WHAT THIS TASK INVOLVES —
Return all the entries exactly, keeping pictures out.

RECORDS PROVIDED —
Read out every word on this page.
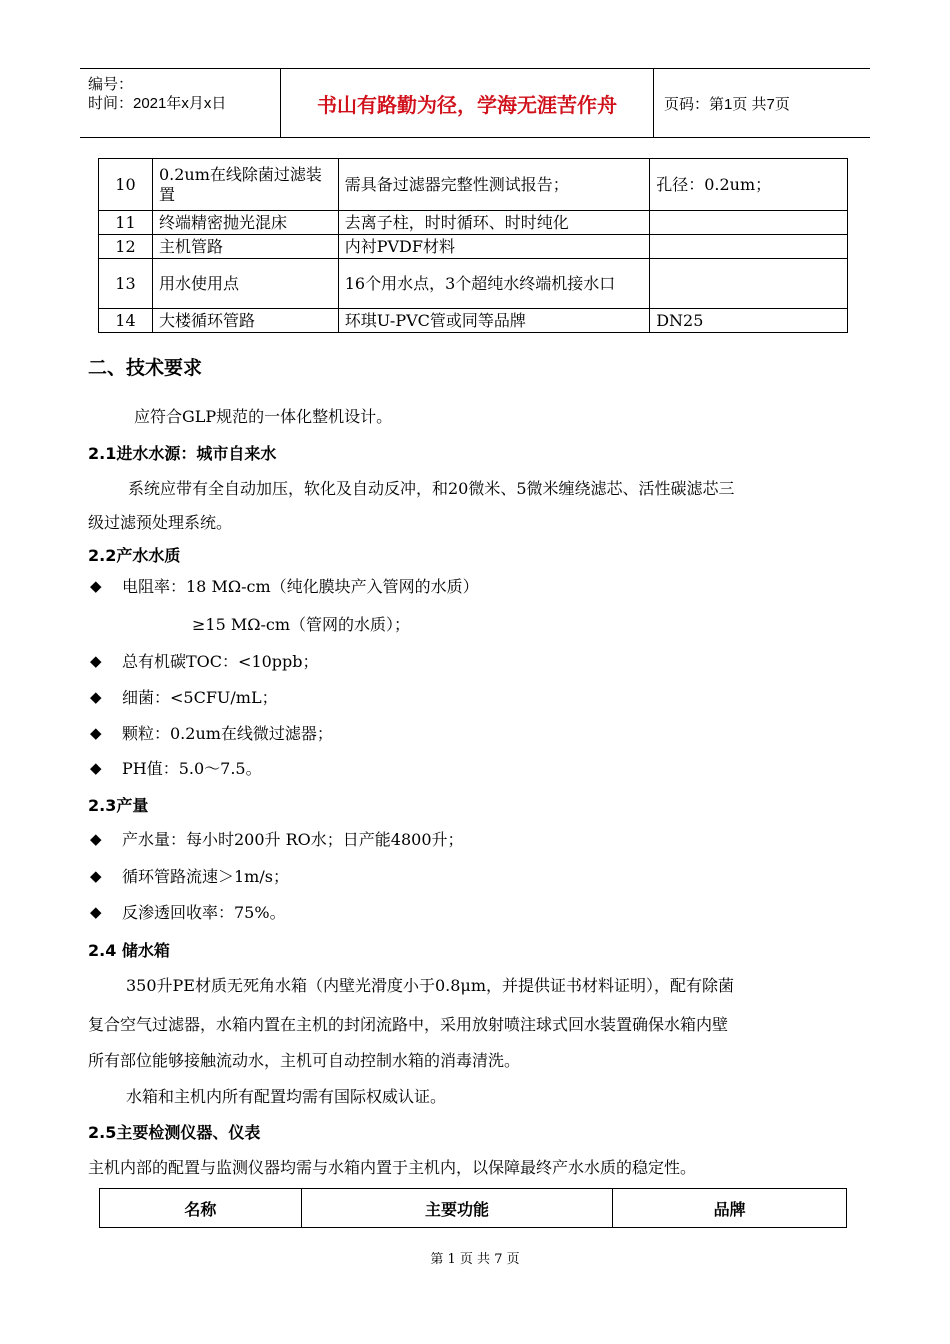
编号：
时间：2021年x月x日	书山有路勤为径，学海无涯苦作舟	页码：第1页 共7页
10	0.2um在线除菌过滤装置	需具备过滤器完整性测试报告；	孔径：0.2um；
11	终端精密抛光混床	去离子柱，时时循环、时时纯化	
12	主机管路	内衬PVDF材料	
13	用水使用点	16个用水点，3个超纯水终端机接水口	
14	大楼循环管路	环琪U-PVC管或同等品牌	DN25
二、技术要求

应符合GLP规范的一体化整机设计。

2.1进水水源：城市自来水

系统应带有全自动加压，软化及自动反冲，和20微米、5微米缠绕滤芯、活性碳滤芯三

级过滤预处理系统。

2.2产水水质

◆	电阻率：18 MΩ-cm（纯化膜块产入管网的水质）
≥15 MΩ-cm（管网的水质）；
◆	总有机碳TOC：<10ppb；
◆	细菌：<5CFU/mL；
◆	颗粒：0.2um在线微过滤器；
◆	PH值：5.0～7.5。

2.3产量

◆	产水量：每小时200升 RO水；日产能4800升；
◆	循环管路流速＞1m/s；
◆	反渗透回收率：75%。

2.4 储水箱

350升PE材质无死角水箱（内壁光滑度小于0.8μm，并提供证书材料证明），配有除菌

复合空气过滤器，水箱内置在主机的封闭流路中，采用放射喷注球式回水装置确保水箱内壁

所有部位能够接触流动水，主机可自动控制水箱的消毒清洗。

水箱和主机内所有配置均需有国际权威认证。

2.5主要检测仪器、仪表

主机内部的配置与监测仪器均需与水箱内置于主机内，以保障最终产水水质的稳定性。

名称	主要功能	品牌
第 1 页 共 7 页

RESPONSE TO THIS EXERCISE —
Read out every word on this page.
编号：
时间：2021年x月x日	书山有路勤为径，学海无涯苦作舟	页码：第1页 共7页
10	0.2um在线除菌过滤装置	需具备过滤器完整性测试报告；	孔径：0.2um；
11	终端精密抛光混床	去离子柱，时时循环、时时纯化	
12	主机管路	内衬PVDF材料	
13	用水使用点	16个用水点，3个超纯水终端机接水口	
14	大楼循环管路	环琪U-PVC管或同等品牌	DN25
二、技术要求

应符合GLP规范的一体化整机设计。

2.1进水水源：城市自来水

系统应带有全自动加压，软化及自动反冲，和20微米、5微米缠绕滤芯、活性碳滤芯三

级过滤预处理系统。

2.2产水水质

◆	电阻率：18 MΩ-cm（纯化膜块产入管网的水质）
≥15 MΩ-cm（管网的水质）；
◆	总有机碳TOC：<10ppb；
◆	细菌：<5CFU/mL；
◆	颗粒：0.2um在线微过滤器；
◆	PH值：5.0～7.5。

2.3产量

◆	产水量：每小时200升 RO水；日产能4800升；
◆	循环管路流速＞1m/s；
◆	反渗透回收率：75%。

2.4 储水箱

350升PE材质无死角水箱（内壁光滑度小于0.8μm，并提供证书材料证明），配有除菌

复合空气过滤器，水箱内置在主机的封闭流路中，采用放射喷注球式回水装置确保水箱内壁

所有部位能够接触流动水，主机可自动控制水箱的消毒清洗。

水箱和主机内所有配置均需有国际权威认证。

2.5主要检测仪器、仪表

主机内部的配置与监测仪器均需与水箱内置于主机内，以保障最终产水水质的稳定性。

名称	主要功能	品牌
第 1 页 共 7 页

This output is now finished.